TO BE DONE:
Copy all lines of the listing that include the string "Monsieur".

[Stored data]
..........
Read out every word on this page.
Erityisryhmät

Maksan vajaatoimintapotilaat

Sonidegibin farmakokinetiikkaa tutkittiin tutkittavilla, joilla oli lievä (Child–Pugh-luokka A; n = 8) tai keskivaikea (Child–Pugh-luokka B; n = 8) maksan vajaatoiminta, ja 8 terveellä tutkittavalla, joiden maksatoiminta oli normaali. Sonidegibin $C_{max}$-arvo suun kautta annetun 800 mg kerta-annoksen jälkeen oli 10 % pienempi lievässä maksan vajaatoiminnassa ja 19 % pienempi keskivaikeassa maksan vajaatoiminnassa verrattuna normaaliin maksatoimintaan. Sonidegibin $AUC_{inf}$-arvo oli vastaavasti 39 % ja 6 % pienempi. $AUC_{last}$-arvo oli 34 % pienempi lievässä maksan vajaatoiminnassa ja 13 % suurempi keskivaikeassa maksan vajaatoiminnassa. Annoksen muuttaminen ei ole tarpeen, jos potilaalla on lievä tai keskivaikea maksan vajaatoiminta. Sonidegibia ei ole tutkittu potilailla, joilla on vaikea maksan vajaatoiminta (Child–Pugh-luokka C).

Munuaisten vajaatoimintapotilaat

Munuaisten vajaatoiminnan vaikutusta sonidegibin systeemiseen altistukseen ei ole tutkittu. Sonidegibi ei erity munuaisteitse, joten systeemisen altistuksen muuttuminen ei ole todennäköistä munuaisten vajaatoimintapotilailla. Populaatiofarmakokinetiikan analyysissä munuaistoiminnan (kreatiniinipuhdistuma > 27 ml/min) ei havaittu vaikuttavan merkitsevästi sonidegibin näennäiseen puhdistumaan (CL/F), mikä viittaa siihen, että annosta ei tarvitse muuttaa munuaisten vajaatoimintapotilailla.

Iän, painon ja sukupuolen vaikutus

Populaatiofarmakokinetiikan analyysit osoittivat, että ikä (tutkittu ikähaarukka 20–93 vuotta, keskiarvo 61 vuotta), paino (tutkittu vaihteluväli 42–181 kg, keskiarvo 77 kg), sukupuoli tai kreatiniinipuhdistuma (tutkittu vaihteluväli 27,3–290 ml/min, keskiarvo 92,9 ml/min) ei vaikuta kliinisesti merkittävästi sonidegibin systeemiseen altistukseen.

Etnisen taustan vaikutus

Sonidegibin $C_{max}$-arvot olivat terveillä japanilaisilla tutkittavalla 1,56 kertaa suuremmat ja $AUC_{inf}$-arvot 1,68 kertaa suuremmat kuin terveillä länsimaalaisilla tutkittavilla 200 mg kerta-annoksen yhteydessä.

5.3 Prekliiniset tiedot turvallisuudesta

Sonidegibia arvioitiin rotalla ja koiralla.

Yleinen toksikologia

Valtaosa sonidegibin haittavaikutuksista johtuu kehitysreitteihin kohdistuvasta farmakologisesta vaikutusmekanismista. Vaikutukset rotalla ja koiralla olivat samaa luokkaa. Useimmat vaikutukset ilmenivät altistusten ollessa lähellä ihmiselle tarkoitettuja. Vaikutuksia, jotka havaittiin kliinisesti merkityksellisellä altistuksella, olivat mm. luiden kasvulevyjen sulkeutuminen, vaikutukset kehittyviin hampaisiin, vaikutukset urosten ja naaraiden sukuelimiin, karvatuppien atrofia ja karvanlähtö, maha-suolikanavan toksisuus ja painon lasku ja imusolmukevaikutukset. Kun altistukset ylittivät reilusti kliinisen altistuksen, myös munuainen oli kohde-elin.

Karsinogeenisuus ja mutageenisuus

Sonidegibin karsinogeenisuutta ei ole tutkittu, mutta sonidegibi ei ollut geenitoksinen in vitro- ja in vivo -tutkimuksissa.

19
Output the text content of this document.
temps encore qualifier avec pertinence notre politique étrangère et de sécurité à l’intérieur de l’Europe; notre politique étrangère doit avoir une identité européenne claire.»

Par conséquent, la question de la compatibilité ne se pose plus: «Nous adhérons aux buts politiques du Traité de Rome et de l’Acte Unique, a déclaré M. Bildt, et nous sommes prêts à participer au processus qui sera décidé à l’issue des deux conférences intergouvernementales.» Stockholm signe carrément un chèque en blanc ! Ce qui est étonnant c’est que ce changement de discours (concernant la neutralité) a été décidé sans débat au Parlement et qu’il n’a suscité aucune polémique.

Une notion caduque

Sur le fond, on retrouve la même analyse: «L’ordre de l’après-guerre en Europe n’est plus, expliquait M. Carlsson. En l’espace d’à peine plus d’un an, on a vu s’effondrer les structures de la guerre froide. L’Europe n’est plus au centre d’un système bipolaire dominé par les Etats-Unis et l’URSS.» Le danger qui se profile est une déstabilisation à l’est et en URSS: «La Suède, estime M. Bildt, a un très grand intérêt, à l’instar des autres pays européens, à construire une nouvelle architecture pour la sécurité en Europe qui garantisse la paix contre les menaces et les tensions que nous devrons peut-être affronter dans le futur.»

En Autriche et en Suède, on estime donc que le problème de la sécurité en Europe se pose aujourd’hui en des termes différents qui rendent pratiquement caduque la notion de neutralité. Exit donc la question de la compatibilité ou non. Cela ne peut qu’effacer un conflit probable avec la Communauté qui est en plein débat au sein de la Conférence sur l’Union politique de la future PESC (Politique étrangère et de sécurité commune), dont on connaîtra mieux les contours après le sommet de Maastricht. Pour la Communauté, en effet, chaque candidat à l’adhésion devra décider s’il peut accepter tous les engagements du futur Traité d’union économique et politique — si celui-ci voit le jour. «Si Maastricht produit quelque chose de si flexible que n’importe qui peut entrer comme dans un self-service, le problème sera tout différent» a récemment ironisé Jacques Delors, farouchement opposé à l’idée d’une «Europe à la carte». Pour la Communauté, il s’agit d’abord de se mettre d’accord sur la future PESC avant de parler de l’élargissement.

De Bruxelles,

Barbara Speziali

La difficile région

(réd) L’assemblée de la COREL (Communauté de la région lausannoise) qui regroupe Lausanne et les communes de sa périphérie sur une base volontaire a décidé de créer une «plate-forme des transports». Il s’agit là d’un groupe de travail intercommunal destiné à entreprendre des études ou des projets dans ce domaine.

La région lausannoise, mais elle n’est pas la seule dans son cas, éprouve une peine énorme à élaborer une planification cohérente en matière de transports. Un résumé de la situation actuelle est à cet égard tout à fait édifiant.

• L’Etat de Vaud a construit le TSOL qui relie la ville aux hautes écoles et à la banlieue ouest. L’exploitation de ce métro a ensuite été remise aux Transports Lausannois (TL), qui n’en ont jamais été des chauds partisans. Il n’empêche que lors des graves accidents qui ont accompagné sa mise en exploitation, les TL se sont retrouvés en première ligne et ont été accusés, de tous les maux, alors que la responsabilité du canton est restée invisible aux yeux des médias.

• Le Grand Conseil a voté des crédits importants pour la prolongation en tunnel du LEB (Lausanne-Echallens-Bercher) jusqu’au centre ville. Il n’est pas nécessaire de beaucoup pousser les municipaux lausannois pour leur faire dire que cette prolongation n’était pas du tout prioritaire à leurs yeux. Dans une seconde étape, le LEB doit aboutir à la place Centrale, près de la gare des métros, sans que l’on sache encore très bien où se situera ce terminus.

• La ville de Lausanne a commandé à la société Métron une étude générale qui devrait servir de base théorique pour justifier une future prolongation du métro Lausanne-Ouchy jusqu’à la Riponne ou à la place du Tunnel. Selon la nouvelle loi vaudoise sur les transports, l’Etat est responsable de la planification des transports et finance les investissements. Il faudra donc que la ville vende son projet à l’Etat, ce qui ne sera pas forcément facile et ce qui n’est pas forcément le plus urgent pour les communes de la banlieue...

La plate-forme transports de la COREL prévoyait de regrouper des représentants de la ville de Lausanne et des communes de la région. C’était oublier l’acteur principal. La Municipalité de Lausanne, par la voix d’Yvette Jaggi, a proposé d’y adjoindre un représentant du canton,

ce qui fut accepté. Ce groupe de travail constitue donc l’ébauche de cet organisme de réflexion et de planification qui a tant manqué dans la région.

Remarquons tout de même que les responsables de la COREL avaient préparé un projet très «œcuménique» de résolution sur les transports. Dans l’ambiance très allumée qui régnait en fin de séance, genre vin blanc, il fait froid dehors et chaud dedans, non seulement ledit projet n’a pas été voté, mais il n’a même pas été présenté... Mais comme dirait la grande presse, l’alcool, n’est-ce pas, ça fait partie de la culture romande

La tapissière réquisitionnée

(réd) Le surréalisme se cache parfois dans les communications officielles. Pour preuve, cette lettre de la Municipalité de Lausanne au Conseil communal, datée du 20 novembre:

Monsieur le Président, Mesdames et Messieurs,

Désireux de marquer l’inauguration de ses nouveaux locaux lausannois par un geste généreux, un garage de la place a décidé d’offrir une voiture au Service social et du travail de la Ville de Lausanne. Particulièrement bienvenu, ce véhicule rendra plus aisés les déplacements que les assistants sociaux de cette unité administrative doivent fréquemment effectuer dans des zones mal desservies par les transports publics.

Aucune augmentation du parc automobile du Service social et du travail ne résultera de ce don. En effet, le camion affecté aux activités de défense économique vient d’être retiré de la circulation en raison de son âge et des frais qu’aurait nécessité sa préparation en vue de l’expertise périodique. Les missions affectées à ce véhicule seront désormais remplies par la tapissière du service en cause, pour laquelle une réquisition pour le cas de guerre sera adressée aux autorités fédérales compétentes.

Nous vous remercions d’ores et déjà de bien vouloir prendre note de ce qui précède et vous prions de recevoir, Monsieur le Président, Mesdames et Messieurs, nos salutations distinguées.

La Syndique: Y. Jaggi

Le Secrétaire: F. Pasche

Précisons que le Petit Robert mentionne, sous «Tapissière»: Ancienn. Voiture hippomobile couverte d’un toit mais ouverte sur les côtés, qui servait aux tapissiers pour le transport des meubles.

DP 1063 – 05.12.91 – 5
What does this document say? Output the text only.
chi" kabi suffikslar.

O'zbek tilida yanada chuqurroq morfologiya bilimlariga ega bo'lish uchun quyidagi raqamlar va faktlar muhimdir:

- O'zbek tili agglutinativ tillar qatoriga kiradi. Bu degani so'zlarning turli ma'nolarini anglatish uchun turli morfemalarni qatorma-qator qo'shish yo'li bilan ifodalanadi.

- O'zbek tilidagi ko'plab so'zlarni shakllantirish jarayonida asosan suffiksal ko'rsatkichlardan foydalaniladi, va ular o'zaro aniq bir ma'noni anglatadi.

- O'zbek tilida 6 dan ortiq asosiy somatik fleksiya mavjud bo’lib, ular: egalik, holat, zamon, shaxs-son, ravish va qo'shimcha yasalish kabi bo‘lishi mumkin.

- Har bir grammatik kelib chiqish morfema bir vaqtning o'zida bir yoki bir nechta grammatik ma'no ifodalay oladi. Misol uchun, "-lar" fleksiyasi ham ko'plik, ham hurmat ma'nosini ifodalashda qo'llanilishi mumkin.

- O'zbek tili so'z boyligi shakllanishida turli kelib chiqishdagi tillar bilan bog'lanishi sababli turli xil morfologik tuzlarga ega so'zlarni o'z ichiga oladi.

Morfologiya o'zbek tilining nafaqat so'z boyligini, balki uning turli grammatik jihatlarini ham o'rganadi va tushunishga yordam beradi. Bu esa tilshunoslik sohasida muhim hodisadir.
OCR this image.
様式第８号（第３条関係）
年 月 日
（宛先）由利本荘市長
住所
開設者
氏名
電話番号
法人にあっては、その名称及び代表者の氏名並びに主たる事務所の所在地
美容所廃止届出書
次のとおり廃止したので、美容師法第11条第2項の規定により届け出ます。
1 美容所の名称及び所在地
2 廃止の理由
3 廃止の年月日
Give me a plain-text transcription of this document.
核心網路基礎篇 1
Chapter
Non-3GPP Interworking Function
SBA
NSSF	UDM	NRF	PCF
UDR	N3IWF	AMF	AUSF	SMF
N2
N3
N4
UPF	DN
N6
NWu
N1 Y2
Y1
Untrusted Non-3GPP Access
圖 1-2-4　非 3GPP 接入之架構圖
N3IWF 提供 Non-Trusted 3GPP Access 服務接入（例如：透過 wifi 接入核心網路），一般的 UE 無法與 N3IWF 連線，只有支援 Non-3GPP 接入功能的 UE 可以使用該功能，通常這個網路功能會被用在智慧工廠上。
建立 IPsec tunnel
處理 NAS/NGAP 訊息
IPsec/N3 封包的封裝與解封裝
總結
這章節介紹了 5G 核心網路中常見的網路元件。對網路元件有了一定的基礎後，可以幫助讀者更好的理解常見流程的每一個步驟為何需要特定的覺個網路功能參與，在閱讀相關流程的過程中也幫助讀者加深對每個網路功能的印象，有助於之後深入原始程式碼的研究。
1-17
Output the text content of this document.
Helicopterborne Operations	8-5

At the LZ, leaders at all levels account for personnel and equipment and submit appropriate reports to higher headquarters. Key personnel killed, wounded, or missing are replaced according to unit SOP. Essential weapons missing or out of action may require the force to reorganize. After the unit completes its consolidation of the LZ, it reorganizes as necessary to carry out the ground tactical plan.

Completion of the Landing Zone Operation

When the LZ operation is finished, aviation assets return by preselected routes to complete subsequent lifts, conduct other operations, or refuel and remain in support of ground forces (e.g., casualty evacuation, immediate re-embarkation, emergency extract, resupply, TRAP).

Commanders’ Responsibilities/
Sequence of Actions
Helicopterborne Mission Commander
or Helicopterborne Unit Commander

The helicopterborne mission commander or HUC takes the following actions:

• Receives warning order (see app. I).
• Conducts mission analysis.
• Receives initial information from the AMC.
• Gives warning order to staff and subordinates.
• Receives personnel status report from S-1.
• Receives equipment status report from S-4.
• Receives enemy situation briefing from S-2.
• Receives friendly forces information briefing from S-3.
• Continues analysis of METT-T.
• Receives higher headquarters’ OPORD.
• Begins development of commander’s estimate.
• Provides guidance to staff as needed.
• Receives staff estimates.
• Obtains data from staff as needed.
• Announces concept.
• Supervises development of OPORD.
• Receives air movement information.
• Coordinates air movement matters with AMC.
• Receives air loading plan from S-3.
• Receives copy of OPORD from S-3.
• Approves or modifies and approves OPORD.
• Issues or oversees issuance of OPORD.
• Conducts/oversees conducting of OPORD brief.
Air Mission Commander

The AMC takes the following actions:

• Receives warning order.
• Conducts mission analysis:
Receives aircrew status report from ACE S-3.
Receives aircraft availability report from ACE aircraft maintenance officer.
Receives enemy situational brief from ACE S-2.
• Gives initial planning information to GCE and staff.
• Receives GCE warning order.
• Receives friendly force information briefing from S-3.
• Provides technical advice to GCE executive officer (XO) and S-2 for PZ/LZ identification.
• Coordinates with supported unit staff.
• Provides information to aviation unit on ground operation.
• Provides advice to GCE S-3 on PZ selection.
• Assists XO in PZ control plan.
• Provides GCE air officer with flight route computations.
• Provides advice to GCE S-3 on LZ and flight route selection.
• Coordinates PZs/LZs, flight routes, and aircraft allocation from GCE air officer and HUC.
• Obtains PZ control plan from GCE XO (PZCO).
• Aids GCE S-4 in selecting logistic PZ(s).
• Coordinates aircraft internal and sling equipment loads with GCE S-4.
..........
SOLUTION TO THE PROBLEM:
Monsieur le Président, Mesdames et Messieurs,
Nous vous remercions d’ores et déjà de bien vouloir prendre note de ce qui précède et vous prions de recevoir, Monsieur le Président, Mesdames et Messieurs, nos salutations distinguées.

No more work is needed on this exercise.